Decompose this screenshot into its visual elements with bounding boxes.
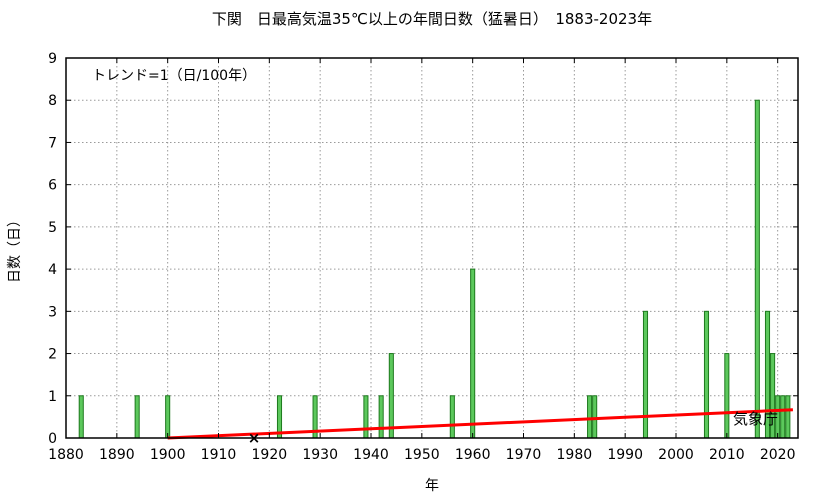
bar	[165, 395, 171, 439]
y-tick-label: 9	[48, 51, 57, 67]
bar	[724, 353, 730, 439]
bar	[378, 395, 384, 439]
y-tick-label: 2	[48, 347, 57, 363]
bar	[754, 99, 760, 439]
bar	[587, 395, 593, 439]
bar	[642, 310, 649, 439]
trend-annotation: トレンド=1（日/100年）	[92, 68, 256, 84]
y-axis-label: 日数（日）	[7, 213, 23, 283]
trend-line	[167, 408, 793, 440]
x-tick-label: 1970	[506, 447, 542, 463]
chart-title: 下関 日最高気温35℃以上の年間日数（猛暑日） 1883-2023年	[212, 10, 652, 28]
x-tick-label: 1900	[150, 447, 186, 463]
bar	[785, 395, 791, 439]
x-tick-label: 2000	[658, 447, 694, 463]
y-tick-label: 3	[48, 304, 57, 320]
x-tick-label: 1910	[201, 447, 237, 463]
x-tick-label: 1980	[557, 447, 593, 463]
x-tick-label: 2010	[709, 447, 745, 463]
x-tick-label: 1920	[252, 447, 288, 463]
plot-frame	[65, 57, 799, 439]
bar	[780, 395, 786, 439]
x-tick-label: 1960	[455, 447, 491, 463]
credit-label: 気象庁	[733, 410, 778, 428]
x-tick-label: 1930	[302, 447, 338, 463]
x-tick-label: 2020	[760, 447, 796, 463]
y-tick-label: 0	[48, 431, 57, 447]
bar	[470, 268, 476, 439]
y-tick-label: 6	[48, 178, 57, 194]
y-tick-label: 5	[48, 220, 57, 236]
x-tick-label: 1990	[607, 447, 643, 463]
bar	[592, 395, 598, 439]
trend-layer: ×	[167, 408, 793, 447]
x-tick-label: 1880	[48, 447, 84, 463]
x-tick-label: 1940	[353, 447, 389, 463]
bar	[134, 395, 140, 439]
bar	[449, 395, 455, 439]
x-tick-label: 1950	[404, 447, 440, 463]
bar	[363, 395, 369, 439]
bar	[388, 353, 394, 439]
y-tick-label: 1	[48, 389, 57, 405]
bar	[78, 395, 84, 439]
grid	[66, 58, 798, 438]
x-tick-label: 1890	[99, 447, 135, 463]
y-tick-label: 8	[48, 93, 57, 109]
y-tick-label: 4	[48, 262, 57, 278]
bar	[703, 310, 710, 439]
y-tick-label: 7	[48, 135, 57, 151]
ticks: 1880 1890 1900 1910 1920 1930 1940 1950 1960 1970…	[48, 51, 798, 463]
x-axis-label: 年	[425, 478, 439, 494]
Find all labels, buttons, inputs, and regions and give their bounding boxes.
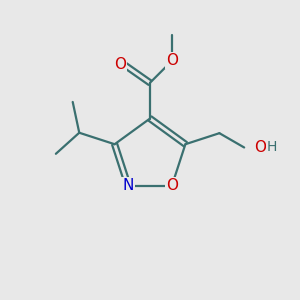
Text: O: O — [166, 53, 178, 68]
Text: O: O — [166, 178, 178, 193]
Text: O: O — [254, 140, 266, 155]
Text: O: O — [114, 57, 126, 72]
Text: N: N — [122, 178, 134, 193]
Text: H: H — [266, 140, 277, 154]
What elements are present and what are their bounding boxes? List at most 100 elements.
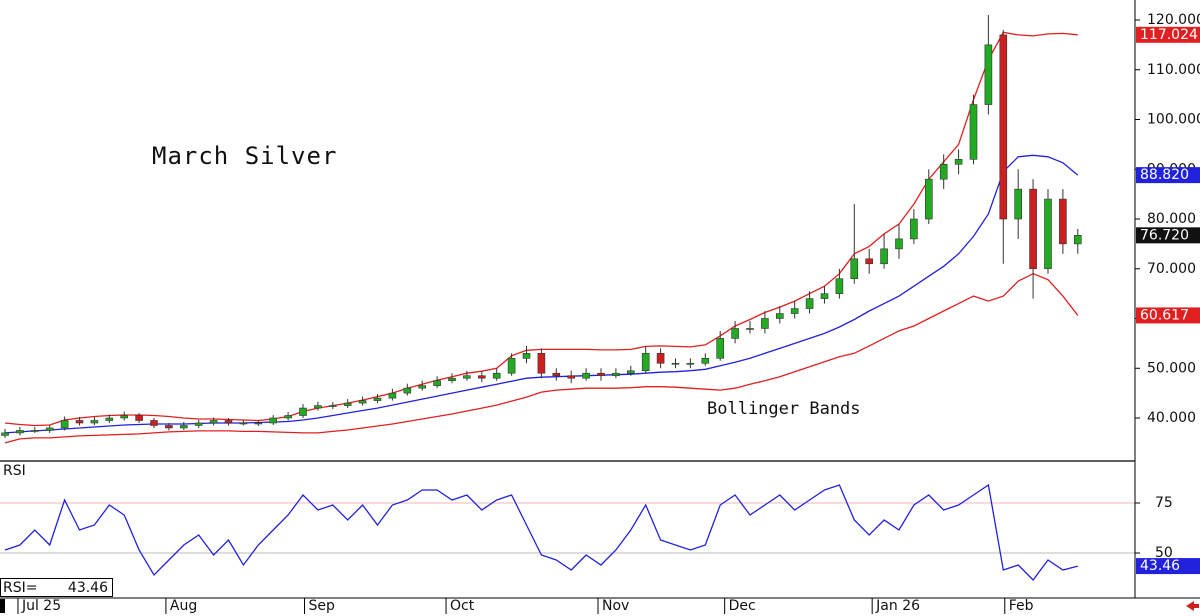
y-tick-label: 40.000 xyxy=(1147,410,1196,426)
x-tick-label: Sep xyxy=(308,598,335,614)
candle-body xyxy=(701,358,710,364)
candle-body xyxy=(522,353,531,359)
last-value-label: 88.820 xyxy=(1140,167,1189,183)
candle-body xyxy=(373,397,382,401)
candle-body xyxy=(790,308,799,314)
candle-body xyxy=(910,218,918,240)
lower-band xyxy=(4,272,1079,444)
candle-body xyxy=(90,420,99,424)
candle-body xyxy=(805,298,814,309)
candle-body xyxy=(895,238,903,250)
candle-body xyxy=(463,375,471,379)
x-tick-label: Jul 25 xyxy=(21,598,61,614)
candle-body xyxy=(492,372,501,379)
candle-body xyxy=(969,104,978,160)
candle-body xyxy=(1014,188,1022,220)
y-tick-label: 50.000 xyxy=(1147,360,1196,376)
last-value-label: 60.617 xyxy=(1140,307,1189,323)
candle-body xyxy=(984,44,993,105)
rsi-label: RSI xyxy=(3,463,26,479)
candle-body xyxy=(1044,198,1052,270)
x-tick-label: Oct xyxy=(450,598,475,614)
candle-body xyxy=(150,420,158,426)
candle-body xyxy=(194,422,203,426)
candle-body xyxy=(731,328,739,339)
rsi-readout-label: RSI= xyxy=(3,580,37,596)
candle-body xyxy=(358,400,367,404)
candle-body xyxy=(954,159,963,165)
rsi-tick-label: 50 xyxy=(1155,545,1173,561)
candle-body xyxy=(477,375,486,379)
candle-body xyxy=(612,372,620,377)
candle-body xyxy=(1,432,9,436)
y-tick-label: 120.000 xyxy=(1147,12,1200,28)
candle-body xyxy=(269,417,278,424)
chart-title: March Silver xyxy=(152,142,337,170)
last-value-box xyxy=(1136,307,1200,324)
candle-body xyxy=(850,258,859,280)
candle-body xyxy=(746,328,754,330)
candle-body xyxy=(507,358,516,374)
last-value-box xyxy=(1136,26,1200,43)
candle-body xyxy=(671,362,680,365)
candle-body xyxy=(865,258,873,265)
rsi-readout-box xyxy=(0,578,113,597)
x-tick-label: Aug xyxy=(170,598,197,614)
candle-body xyxy=(1029,188,1037,270)
rsi-line xyxy=(4,483,1078,581)
candle-body xyxy=(716,338,724,359)
candle-body xyxy=(880,248,888,265)
candle-body xyxy=(403,387,412,394)
y-tick-label: 110.000 xyxy=(1147,62,1200,78)
last-value-label: 43.46 xyxy=(1140,558,1180,574)
candle-body xyxy=(775,313,784,319)
candle-body xyxy=(641,353,650,372)
candle-body xyxy=(343,402,352,406)
candle-body xyxy=(820,293,829,299)
candle-body xyxy=(939,163,948,180)
candle-body xyxy=(209,420,218,424)
candle-body xyxy=(433,380,441,386)
candle-body xyxy=(537,353,546,374)
candle-body xyxy=(626,370,635,374)
candle-body xyxy=(686,362,695,365)
candle-body xyxy=(135,415,143,421)
annotation: Bollinger Bands xyxy=(707,399,861,419)
candle-body xyxy=(165,425,173,429)
candle-body xyxy=(120,415,129,419)
candle-body xyxy=(60,420,69,429)
candle-body xyxy=(180,425,188,429)
candle-body xyxy=(31,430,39,432)
candle-body xyxy=(582,372,590,379)
candle-body xyxy=(1059,198,1067,245)
candle-body xyxy=(284,415,292,419)
scroll-marker xyxy=(0,599,5,613)
candle-body xyxy=(924,178,933,220)
candle-body xyxy=(314,405,322,409)
candle-body xyxy=(224,420,233,424)
candle-body xyxy=(1073,235,1082,245)
x-tick-label: Dec xyxy=(729,598,756,614)
candle-body xyxy=(299,407,307,416)
candle-body xyxy=(254,422,263,425)
x-tick-label: Feb xyxy=(1009,598,1034,614)
candle-body xyxy=(75,420,84,424)
last-value-label: 76.720 xyxy=(1140,227,1189,243)
candle-body xyxy=(45,427,54,431)
candle-body xyxy=(761,318,769,329)
y-tick-label: 80.000 xyxy=(1147,211,1196,227)
candle-body xyxy=(328,405,337,407)
x-tick-label: Jan 26 xyxy=(875,598,920,614)
scroll-arrow[interactable] xyxy=(1186,601,1199,611)
last-value-box xyxy=(1136,558,1200,575)
candle-body xyxy=(448,377,456,381)
y-tick-label: 70.000 xyxy=(1147,261,1196,277)
candle-body xyxy=(567,375,575,379)
last-value-label: 117.024 xyxy=(1140,27,1198,43)
candle-body xyxy=(656,353,665,364)
x-tick-label: Nov xyxy=(602,598,629,614)
candle-body xyxy=(597,372,605,377)
candle-body xyxy=(105,417,114,421)
rsi-tick-label: 75 xyxy=(1155,495,1173,511)
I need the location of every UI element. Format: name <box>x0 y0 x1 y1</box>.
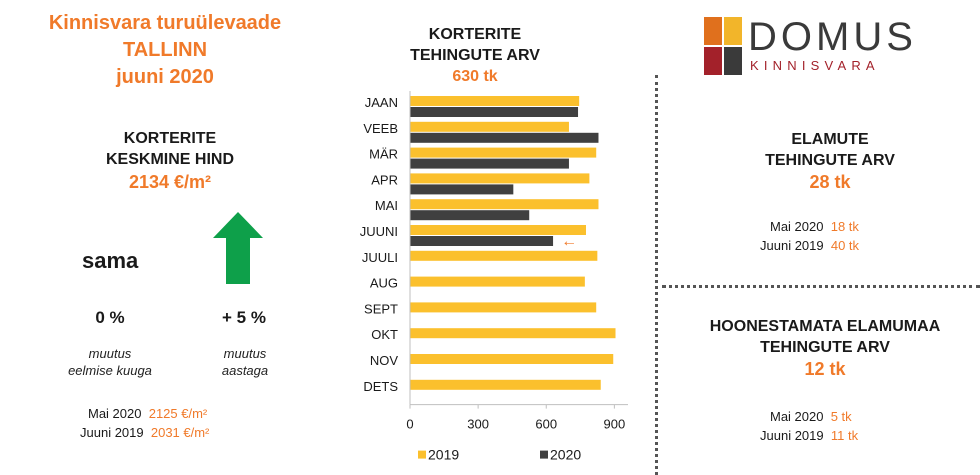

### GOAL OF THE EXERCISE:
Rewrite all of the items above with every "x-tick-label" renamed to "x-axis-tick", leaving everything else unchanged. Leave the pictures out of the answer.

### SOLUTION TO THIS PROBLEM:
Decompose this screenshot into its visual elements with bounding boxes.
bar	[165, 395, 171, 439]
y-tick-label: 9	[48, 51, 57, 67]
bar	[724, 353, 730, 439]
bar	[378, 395, 384, 439]
y-tick-label: 2	[48, 347, 57, 363]
bar	[754, 99, 760, 439]
bar	[587, 395, 593, 439]
bar	[642, 310, 649, 439]
trend-annotation: トレンド=1（日/100年）	[92, 68, 256, 84]
y-axis-label: 日数（日）	[7, 213, 23, 283]
trend-line	[167, 408, 793, 440]
x-axis-tick: 1970	[506, 447, 542, 463]
chart-title: 下関 日最高気温35℃以上の年間日数（猛暑日） 1883-2023年	[212, 10, 652, 28]
x-axis-tick: 1900	[150, 447, 186, 463]
bar	[785, 395, 791, 439]
x-axis-tick: 2000	[658, 447, 694, 463]
y-tick-label: 3	[48, 304, 57, 320]
x-axis-tick: 1910	[201, 447, 237, 463]
x-axis-tick: 1980	[557, 447, 593, 463]
x-axis-tick: 2010	[709, 447, 745, 463]
x-axis-tick: 1920	[252, 447, 288, 463]
plot-frame	[65, 57, 799, 439]
bar	[780, 395, 786, 439]
x-axis-tick: 1960	[455, 447, 491, 463]
credit-label: 気象庁	[733, 410, 778, 428]
x-axis-tick: 1930	[302, 447, 338, 463]
x-axis-tick: 2020	[760, 447, 796, 463]
y-tick-label: 0	[48, 431, 57, 447]
bar	[470, 268, 476, 439]
y-tick-label: 6	[48, 178, 57, 194]
y-tick-label: 5	[48, 220, 57, 236]
x-axis-tick: 1990	[607, 447, 643, 463]
bar	[592, 395, 598, 439]
trend-layer: ×	[167, 408, 793, 447]
x-axis-tick: 1880	[48, 447, 84, 463]
x-axis-tick: 1940	[353, 447, 389, 463]
bar	[134, 395, 140, 439]
bar	[449, 395, 455, 439]
x-axis-tick: 1950	[404, 447, 440, 463]
bar	[363, 395, 369, 439]
bar	[388, 353, 394, 439]
y-tick-label: 1	[48, 389, 57, 405]
bar	[78, 395, 84, 439]
grid	[66, 58, 798, 438]
x-axis-tick: 1890	[99, 447, 135, 463]
y-tick-label: 8	[48, 93, 57, 109]
y-tick-label: 4	[48, 262, 57, 278]
bar	[703, 310, 710, 439]
y-tick-label: 7	[48, 135, 57, 151]
ticks: 1880 1890 1900 1910 1920 1930 1940 1950 1960 1970…	[48, 51, 798, 463]
x-axis-label: 年	[425, 478, 439, 494]
Find all labels, buttons, inputs, and regions and give their bounding boxes.
Text: O: O — [166, 53, 178, 68]
Text: O: O — [166, 178, 178, 193]
Text: O: O — [254, 140, 266, 155]
Text: O: O — [114, 57, 126, 72]
Text: N: N — [122, 178, 134, 193]
Text: H: H — [266, 140, 277, 154]
What elements are present and what are their bounding boxes? List at most 100 elements.
y-tick-label: 40.000 xyxy=(1147,410,1196,426)
x-axis-tick: Sep xyxy=(308,598,335,614)
candle-body xyxy=(701,358,710,364)
candle-body xyxy=(522,353,531,359)
last-value-label: 88.820 xyxy=(1140,167,1189,183)
candle-body xyxy=(373,397,382,401)
candle-body xyxy=(790,308,799,314)
candle-body xyxy=(910,218,918,240)
lower-band xyxy=(4,272,1079,444)
candle-body xyxy=(90,420,99,424)
candle-body xyxy=(805,298,814,309)
candle-body xyxy=(895,238,903,250)
candle-body xyxy=(463,375,471,379)
x-axis-tick: Jul 25 xyxy=(21,598,61,614)
candle-body xyxy=(492,372,501,379)
candle-body xyxy=(969,104,978,160)
candle-body xyxy=(1014,188,1022,220)
y-tick-label: 50.000 xyxy=(1147,360,1196,376)
last-value-label: 60.617 xyxy=(1140,307,1189,323)
candle-body xyxy=(984,44,993,105)
rsi-label: RSI xyxy=(3,463,26,479)
candle-body xyxy=(1044,198,1052,270)
x-axis-tick: Oct xyxy=(450,598,475,614)
candle-body xyxy=(150,420,158,426)
candle-body xyxy=(194,422,203,426)
candle-body xyxy=(731,328,739,339)
rsi-readout-label: RSI= xyxy=(3,580,37,596)
candle-body xyxy=(358,400,367,404)
candle-body xyxy=(954,159,963,165)
rsi-tick-label: 50 xyxy=(1155,545,1173,561)
candle-body xyxy=(477,375,486,379)
candle-body xyxy=(612,372,620,377)
candle-body xyxy=(1,432,9,436)
y-tick-label: 120.000 xyxy=(1147,12,1200,28)
candle-body xyxy=(269,417,278,424)
chart-title: March Silver xyxy=(152,142,337,170)
last-value-box xyxy=(1136,307,1200,324)
candle-body xyxy=(850,258,859,280)
candle-body xyxy=(746,328,754,330)
candle-body xyxy=(507,358,516,374)
last-value-box xyxy=(1136,26,1200,43)
candle-body xyxy=(671,362,680,365)
candle-body xyxy=(865,258,873,265)
rsi-readout-box xyxy=(0,578,113,597)
x-axis-tick: Aug xyxy=(170,598,197,614)
candle-body xyxy=(1029,188,1037,270)
rsi-line xyxy=(4,483,1078,581)
candle-body xyxy=(716,338,724,359)
candle-body xyxy=(880,248,888,265)
candle-body xyxy=(403,387,412,394)
y-tick-label: 110.000 xyxy=(1147,62,1200,78)
last-value-label: 43.46 xyxy=(1140,558,1180,574)
candle-body xyxy=(775,313,784,319)
candle-body xyxy=(641,353,650,372)
candle-body xyxy=(343,402,352,406)
candle-body xyxy=(820,293,829,299)
candle-body xyxy=(939,163,948,180)
candle-body xyxy=(209,420,218,424)
candle-body xyxy=(433,380,441,386)
candle-body xyxy=(537,353,546,374)
candle-body xyxy=(626,370,635,374)
candle-body xyxy=(686,362,695,365)
candle-body xyxy=(135,415,143,421)
annotation: Bollinger Bands xyxy=(707,399,861,419)
candle-body xyxy=(165,425,173,429)
candle-body xyxy=(120,415,129,419)
candle-body xyxy=(60,420,69,429)
candle-body xyxy=(180,425,188,429)
candle-body xyxy=(31,430,39,432)
candle-body xyxy=(582,372,590,379)
candle-body xyxy=(1059,198,1067,245)
candle-body xyxy=(284,415,292,419)
scroll-marker xyxy=(0,599,5,613)
candle-body xyxy=(924,178,933,220)
candle-body xyxy=(314,405,322,409)
candle-body xyxy=(224,420,233,424)
candle-body xyxy=(1073,235,1082,245)
x-axis-tick: Dec xyxy=(729,598,756,614)
candle-body xyxy=(299,407,307,416)
candle-body xyxy=(254,422,263,425)
x-axis-tick: Feb xyxy=(1009,598,1034,614)
candle-body xyxy=(75,420,84,424)
last-value-label: 76.720 xyxy=(1140,227,1189,243)
candle-body xyxy=(45,427,54,431)
candle-body xyxy=(761,318,769,329)
y-tick-label: 80.000 xyxy=(1147,211,1196,227)
candle-body xyxy=(328,405,337,407)
x-axis-tick: Jan 26 xyxy=(875,598,920,614)
scroll-arrow[interactable] xyxy=(1186,601,1199,611)
last-value-box xyxy=(1136,558,1200,575)
candle-body xyxy=(448,377,456,381)
y-tick-label: 70.000 xyxy=(1147,261,1196,277)
candle-body xyxy=(567,375,575,379)
last-value-label: 117.024 xyxy=(1140,27,1198,43)
candle-body xyxy=(656,353,665,364)
x-axis-tick: Nov xyxy=(602,598,629,614)
candle-body xyxy=(597,372,605,377)
candle-body xyxy=(105,417,114,421)
rsi-tick-label: 75 xyxy=(1155,495,1173,511)
I need the location of every UI element. Format: name <box>x0 y0 x1 y1</box>.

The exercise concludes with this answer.